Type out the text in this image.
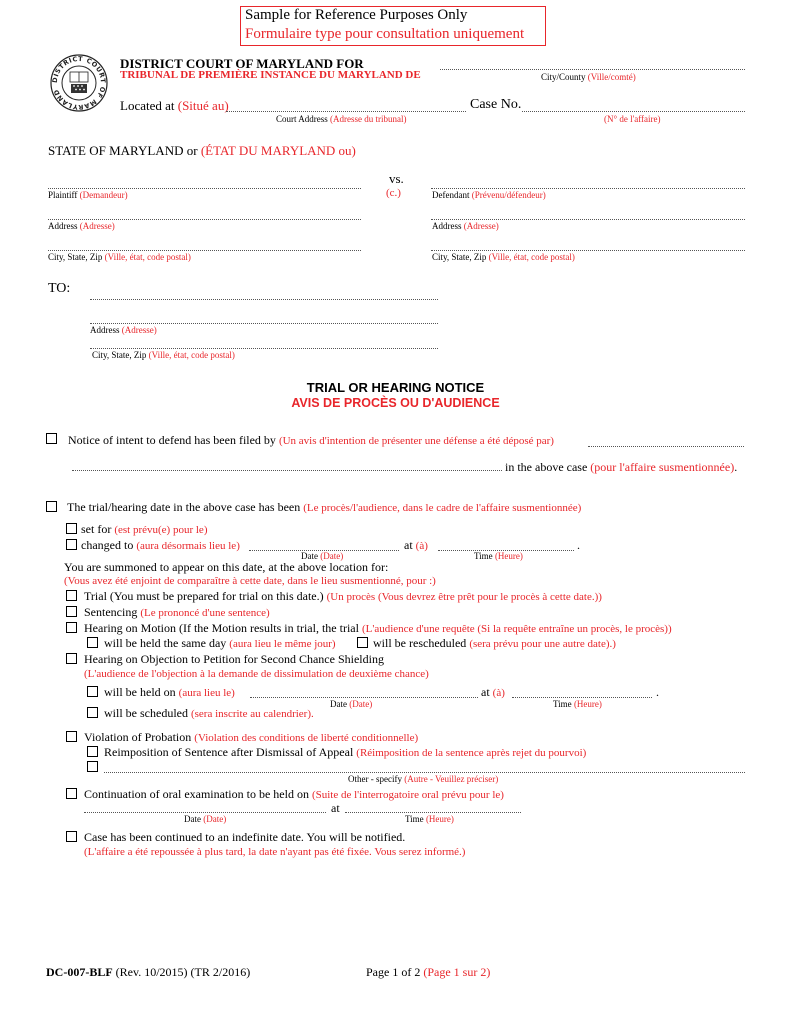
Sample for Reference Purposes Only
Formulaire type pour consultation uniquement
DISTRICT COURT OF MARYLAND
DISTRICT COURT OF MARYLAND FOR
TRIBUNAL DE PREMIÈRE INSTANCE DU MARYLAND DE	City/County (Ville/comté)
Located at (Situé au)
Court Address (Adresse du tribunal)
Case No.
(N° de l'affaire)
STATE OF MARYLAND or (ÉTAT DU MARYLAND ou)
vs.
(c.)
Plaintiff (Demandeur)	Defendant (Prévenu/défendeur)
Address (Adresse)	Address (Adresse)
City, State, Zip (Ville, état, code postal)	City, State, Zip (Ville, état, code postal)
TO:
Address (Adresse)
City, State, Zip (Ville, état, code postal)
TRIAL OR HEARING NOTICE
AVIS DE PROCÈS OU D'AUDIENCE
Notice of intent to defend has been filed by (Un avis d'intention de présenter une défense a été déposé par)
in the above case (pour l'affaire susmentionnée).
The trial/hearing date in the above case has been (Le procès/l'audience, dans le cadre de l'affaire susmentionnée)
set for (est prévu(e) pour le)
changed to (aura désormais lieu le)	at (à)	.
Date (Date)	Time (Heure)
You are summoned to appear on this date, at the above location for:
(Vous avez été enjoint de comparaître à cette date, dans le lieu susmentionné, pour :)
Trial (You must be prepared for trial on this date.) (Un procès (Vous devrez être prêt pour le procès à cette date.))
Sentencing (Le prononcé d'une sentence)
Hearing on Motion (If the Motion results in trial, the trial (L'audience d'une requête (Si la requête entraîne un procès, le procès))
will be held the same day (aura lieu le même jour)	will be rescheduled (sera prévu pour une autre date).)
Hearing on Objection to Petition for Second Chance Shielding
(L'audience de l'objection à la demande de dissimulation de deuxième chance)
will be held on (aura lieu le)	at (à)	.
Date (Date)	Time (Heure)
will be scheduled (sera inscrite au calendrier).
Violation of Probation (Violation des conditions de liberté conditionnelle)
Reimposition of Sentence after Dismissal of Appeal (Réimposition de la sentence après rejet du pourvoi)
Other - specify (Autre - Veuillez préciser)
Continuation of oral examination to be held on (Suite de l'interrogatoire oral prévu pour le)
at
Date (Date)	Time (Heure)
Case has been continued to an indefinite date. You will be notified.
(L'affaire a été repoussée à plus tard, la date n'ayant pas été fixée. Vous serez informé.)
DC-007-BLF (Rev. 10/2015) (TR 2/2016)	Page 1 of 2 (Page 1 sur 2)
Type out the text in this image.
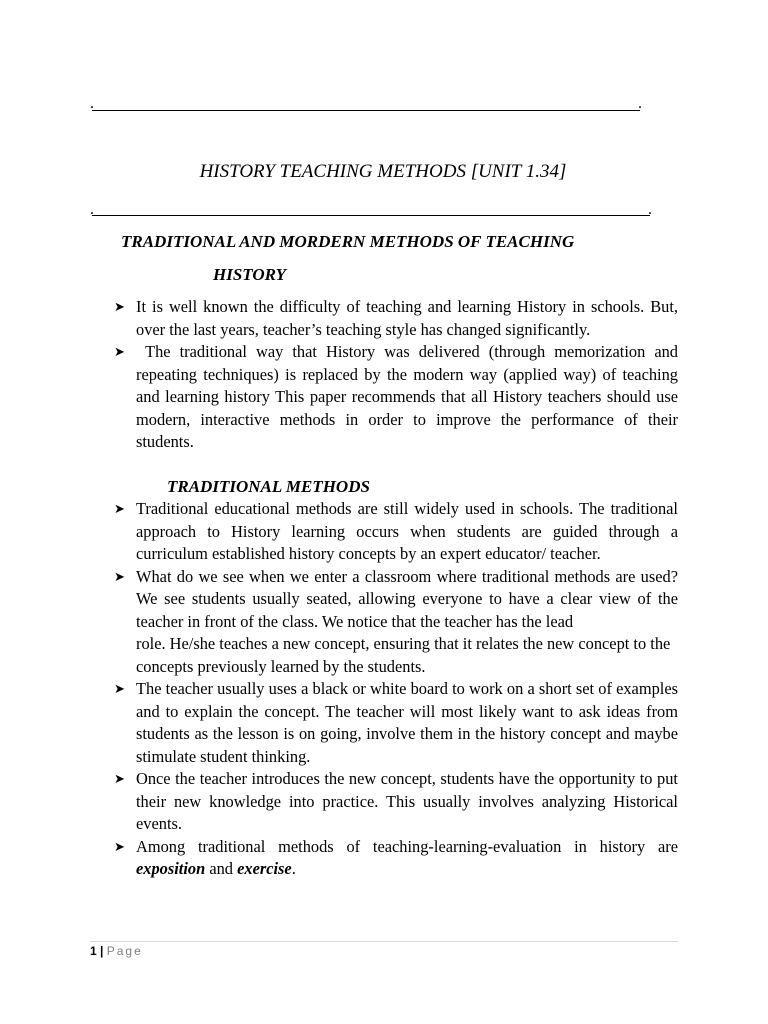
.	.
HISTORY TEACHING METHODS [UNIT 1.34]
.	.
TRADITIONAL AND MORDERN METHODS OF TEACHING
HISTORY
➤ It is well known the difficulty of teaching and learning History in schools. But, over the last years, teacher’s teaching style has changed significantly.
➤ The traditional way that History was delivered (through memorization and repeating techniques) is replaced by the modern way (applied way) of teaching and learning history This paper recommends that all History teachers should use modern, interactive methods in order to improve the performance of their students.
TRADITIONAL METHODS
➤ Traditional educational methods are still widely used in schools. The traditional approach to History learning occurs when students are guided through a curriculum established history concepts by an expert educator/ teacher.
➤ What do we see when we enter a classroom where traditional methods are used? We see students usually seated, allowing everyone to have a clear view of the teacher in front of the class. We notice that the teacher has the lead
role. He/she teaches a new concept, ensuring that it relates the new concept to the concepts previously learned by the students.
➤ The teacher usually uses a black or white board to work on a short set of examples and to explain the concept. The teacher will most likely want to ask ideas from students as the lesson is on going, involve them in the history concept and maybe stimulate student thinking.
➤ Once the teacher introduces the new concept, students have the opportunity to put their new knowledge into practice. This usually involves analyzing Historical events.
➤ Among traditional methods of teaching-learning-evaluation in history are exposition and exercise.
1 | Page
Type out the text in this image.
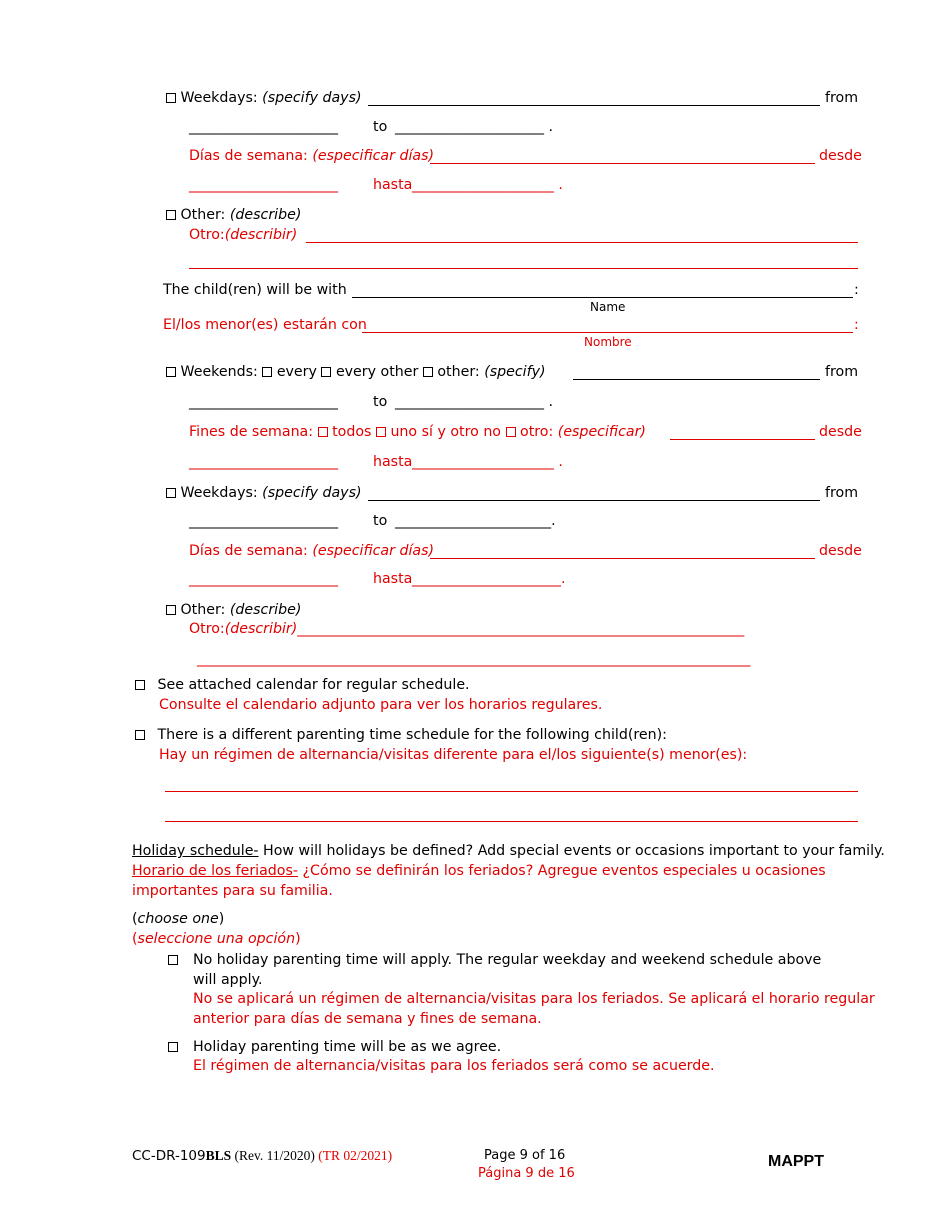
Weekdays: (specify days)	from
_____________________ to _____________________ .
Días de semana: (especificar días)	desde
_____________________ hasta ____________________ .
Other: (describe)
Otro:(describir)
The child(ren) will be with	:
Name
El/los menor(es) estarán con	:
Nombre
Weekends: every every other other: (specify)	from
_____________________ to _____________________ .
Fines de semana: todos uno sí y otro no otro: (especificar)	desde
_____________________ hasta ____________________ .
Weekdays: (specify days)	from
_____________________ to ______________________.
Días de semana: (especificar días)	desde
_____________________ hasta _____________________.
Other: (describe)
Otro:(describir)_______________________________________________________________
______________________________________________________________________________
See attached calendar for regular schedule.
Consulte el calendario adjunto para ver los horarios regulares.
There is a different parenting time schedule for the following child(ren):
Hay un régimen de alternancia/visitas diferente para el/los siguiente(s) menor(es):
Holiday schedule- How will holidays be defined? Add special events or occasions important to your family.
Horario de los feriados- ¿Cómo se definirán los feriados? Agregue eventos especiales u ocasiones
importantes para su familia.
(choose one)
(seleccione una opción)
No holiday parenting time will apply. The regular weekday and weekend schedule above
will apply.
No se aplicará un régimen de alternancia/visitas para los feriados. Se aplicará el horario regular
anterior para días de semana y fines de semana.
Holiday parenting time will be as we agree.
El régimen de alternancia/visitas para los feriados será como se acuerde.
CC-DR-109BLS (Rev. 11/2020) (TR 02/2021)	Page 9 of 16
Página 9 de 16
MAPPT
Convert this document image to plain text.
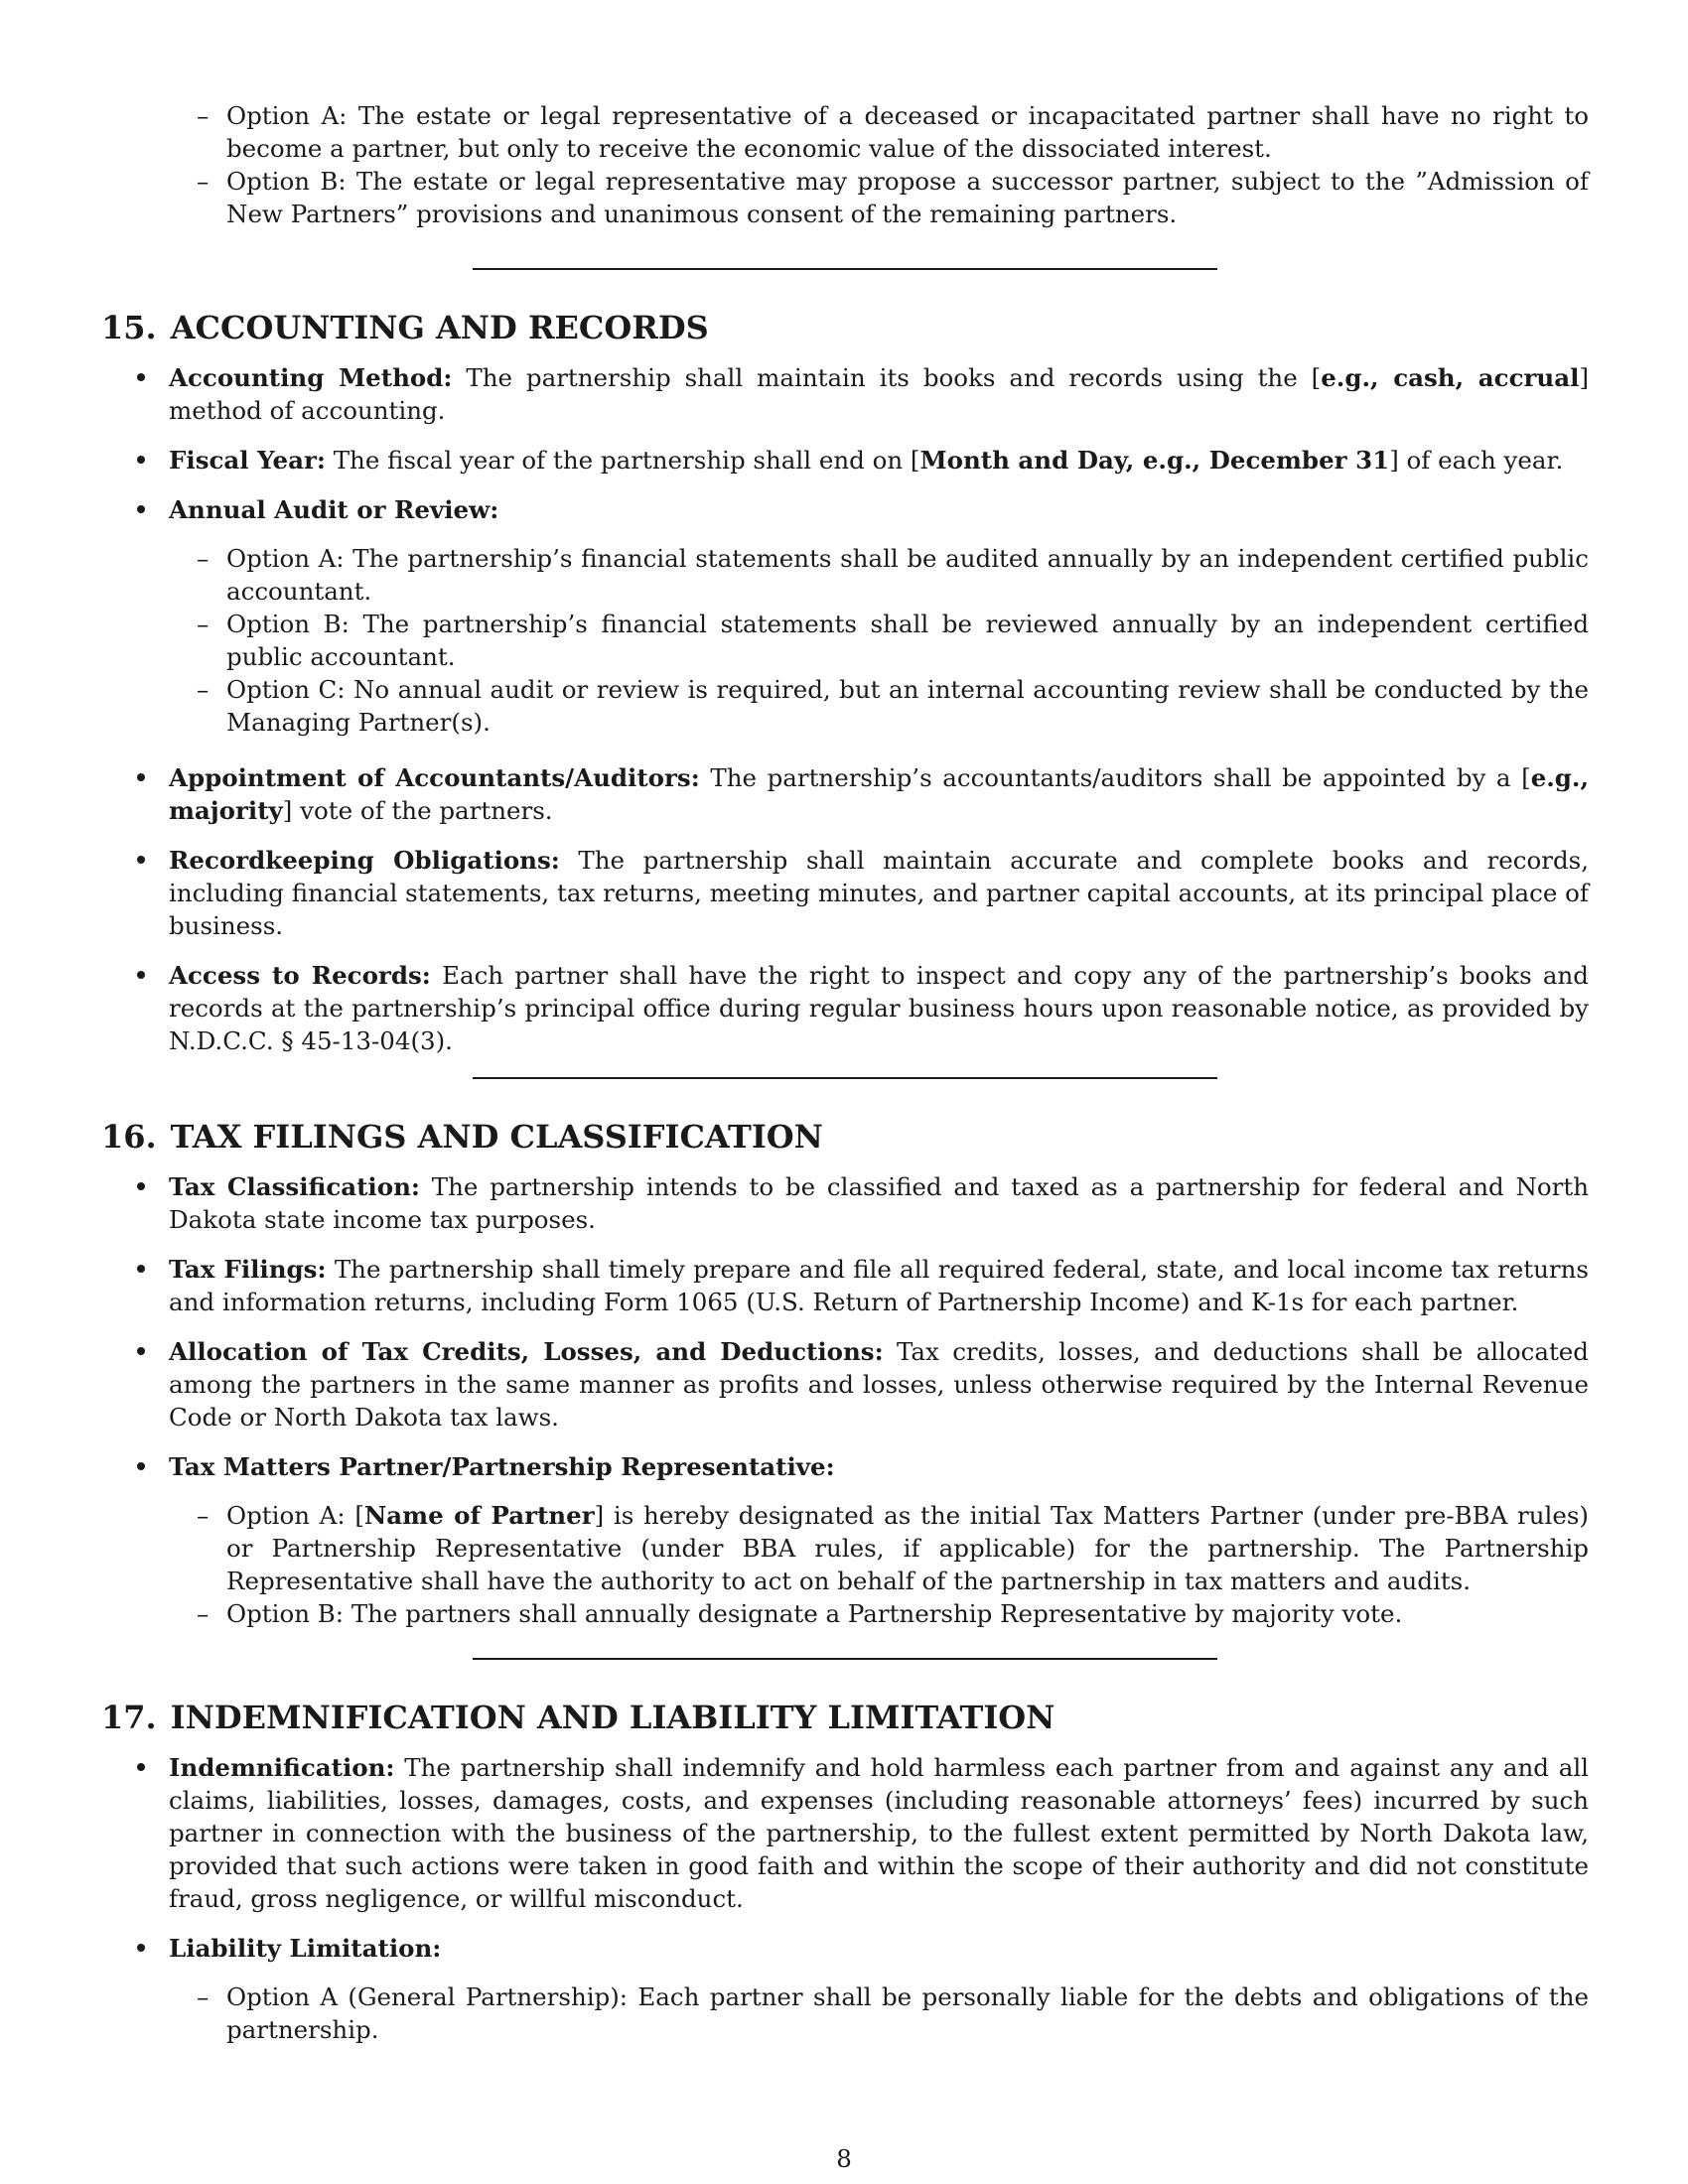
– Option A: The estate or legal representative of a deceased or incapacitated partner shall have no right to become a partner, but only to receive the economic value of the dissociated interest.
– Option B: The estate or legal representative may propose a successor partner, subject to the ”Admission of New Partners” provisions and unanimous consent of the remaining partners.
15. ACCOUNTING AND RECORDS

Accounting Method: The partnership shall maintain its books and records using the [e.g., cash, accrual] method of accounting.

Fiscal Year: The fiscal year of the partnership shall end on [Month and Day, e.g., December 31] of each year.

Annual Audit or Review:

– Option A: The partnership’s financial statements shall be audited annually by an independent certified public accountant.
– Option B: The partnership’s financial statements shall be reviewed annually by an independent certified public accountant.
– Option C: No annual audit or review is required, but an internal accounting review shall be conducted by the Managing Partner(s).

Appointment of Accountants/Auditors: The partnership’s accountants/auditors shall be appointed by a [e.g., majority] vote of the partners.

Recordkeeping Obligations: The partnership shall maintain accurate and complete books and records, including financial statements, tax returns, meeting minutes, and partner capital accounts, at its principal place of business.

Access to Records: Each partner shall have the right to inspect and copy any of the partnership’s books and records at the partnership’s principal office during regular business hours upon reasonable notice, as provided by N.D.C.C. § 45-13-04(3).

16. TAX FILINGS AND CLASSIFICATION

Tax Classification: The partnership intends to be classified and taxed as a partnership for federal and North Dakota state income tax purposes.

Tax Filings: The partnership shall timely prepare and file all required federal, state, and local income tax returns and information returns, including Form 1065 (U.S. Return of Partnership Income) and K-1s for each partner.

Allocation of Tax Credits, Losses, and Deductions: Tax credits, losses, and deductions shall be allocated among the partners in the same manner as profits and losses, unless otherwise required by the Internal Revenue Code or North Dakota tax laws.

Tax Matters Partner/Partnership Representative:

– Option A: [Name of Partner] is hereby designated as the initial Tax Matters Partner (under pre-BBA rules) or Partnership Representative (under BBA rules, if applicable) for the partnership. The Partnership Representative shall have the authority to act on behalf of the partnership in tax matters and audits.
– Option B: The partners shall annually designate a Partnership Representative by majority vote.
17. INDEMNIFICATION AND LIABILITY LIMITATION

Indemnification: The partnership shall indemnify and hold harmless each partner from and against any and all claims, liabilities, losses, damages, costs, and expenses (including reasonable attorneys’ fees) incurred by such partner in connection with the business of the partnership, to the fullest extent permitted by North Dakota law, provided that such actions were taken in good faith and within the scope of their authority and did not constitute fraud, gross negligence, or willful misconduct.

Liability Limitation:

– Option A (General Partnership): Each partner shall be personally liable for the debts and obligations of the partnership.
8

Stated goal
Scan the listing above and copy all lines containing the word "learning".

Output of the exercise
➤ It is well known the difficulty of teaching and learning History in schools. But, over the last years, teacher’s teaching style has changed significantly.
➤ The traditional way that History was delivered (through memorization and repeating techniques) is replaced by the modern way (applied way) of teaching and learning history This paper recommends that all History teachers should use modern, interactive methods in order to improve the performance of their students.
➤ Traditional educational methods are still widely used in schools. The traditional approach to History learning occurs when students are guided through a curriculum established history concepts by an expert educator/ teacher.
➤ Among traditional methods of teaching-learning-evaluation in history are exposition and exercise.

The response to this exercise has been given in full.